#### [Required work]
Retype the full set of records. Keep every character identical.

#### [Material provided]
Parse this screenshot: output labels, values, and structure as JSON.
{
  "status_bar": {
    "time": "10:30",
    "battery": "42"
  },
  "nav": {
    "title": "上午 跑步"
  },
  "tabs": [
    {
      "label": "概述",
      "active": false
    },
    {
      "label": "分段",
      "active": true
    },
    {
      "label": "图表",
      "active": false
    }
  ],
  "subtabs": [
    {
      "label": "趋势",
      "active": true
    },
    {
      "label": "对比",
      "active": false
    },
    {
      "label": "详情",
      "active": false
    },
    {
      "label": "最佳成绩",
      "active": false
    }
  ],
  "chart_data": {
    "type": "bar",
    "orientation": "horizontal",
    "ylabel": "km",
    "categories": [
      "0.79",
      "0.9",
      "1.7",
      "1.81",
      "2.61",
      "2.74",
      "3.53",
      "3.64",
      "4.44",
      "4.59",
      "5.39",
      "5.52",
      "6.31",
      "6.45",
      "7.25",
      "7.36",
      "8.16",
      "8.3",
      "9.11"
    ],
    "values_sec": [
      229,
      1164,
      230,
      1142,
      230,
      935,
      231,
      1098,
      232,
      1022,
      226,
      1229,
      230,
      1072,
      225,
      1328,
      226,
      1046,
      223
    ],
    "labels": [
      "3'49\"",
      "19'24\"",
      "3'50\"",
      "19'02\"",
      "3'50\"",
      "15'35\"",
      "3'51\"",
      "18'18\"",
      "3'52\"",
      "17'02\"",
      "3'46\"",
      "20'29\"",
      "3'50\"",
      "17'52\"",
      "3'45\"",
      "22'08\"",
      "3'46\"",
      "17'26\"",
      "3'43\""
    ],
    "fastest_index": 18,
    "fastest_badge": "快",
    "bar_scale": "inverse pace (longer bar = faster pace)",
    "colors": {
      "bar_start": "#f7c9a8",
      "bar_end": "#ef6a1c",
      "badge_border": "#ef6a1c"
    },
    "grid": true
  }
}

#### [Exercise answer]
Parse this screenshot: output labels, values, and structure as JSON.
{
  "status_bar": {
    "time": "10:30",
    "battery": "42"
  },
  "nav": {
    "title": "上午 跑步"
  },
  "tabs": [
    {
      "label": "概述",
      "active": false
    },
    {
      "label": "分段",
      "active": true
    },
    {
      "label": "图表",
      "active": false
    }
  ],
  "subtabs": [
    {
      "label": "趋势",
      "active": true
    },
    {
      "label": "对比",
      "active": false
    },
    {
      "label": "详情",
      "active": false
    },
    {
      "label": "最佳成绩",
      "active": false
    }
  ],
  "chart_data": {
    "type": "bar",
    "orientation": "horizontal",
    "ylabel": "km",
    "categories": [
      "0.79",
      "0.9",
      "1.7",
      "1.81",
      "2.61",
      "2.74",
      "3.53",
      "3.64",
      "4.44",
      "4.59",
      "5.39",
      "5.52",
      "6.31",
      "6.45",
      "7.25",
      "7.36",
      "8.16",
      "8.3",
      "9.11"
    ],
    "values_sec": [
      229,
      1164,
      230,
      1142,
      230,
      935,
      231,
      1098,
      232,
      1022,
      226,
      1229,
      230,
      1072,
      225,
      1328,
      226,
      1046,
      223
    ],
    "labels": [
      "3'49\"",
      "19'24\"",
      "3'50\"",
      "19'02\"",
      "3'50\"",
      "15'35\"",
      "3'51\"",
      "18'18\"",
      "3'52\"",
      "17'02\"",
      "3'46\"",
      "20'29\"",
      "3'50\"",
      "17'52\"",
      "3'45\"",
      "22'08\"",
      "3'46\"",
      "17'26\"",
      "3'43\""
    ],
    "fastest_index": 18,
    "fastest_badge": "快",
    "bar_scale": "inverse pace (longer bar = faster pace)",
    "colors": {
      "bar_start": "#f7c9a8",
      "bar_end": "#ef6a1c",
      "badge_border": "#ef6a1c"
    },
    "grid": true
  }
}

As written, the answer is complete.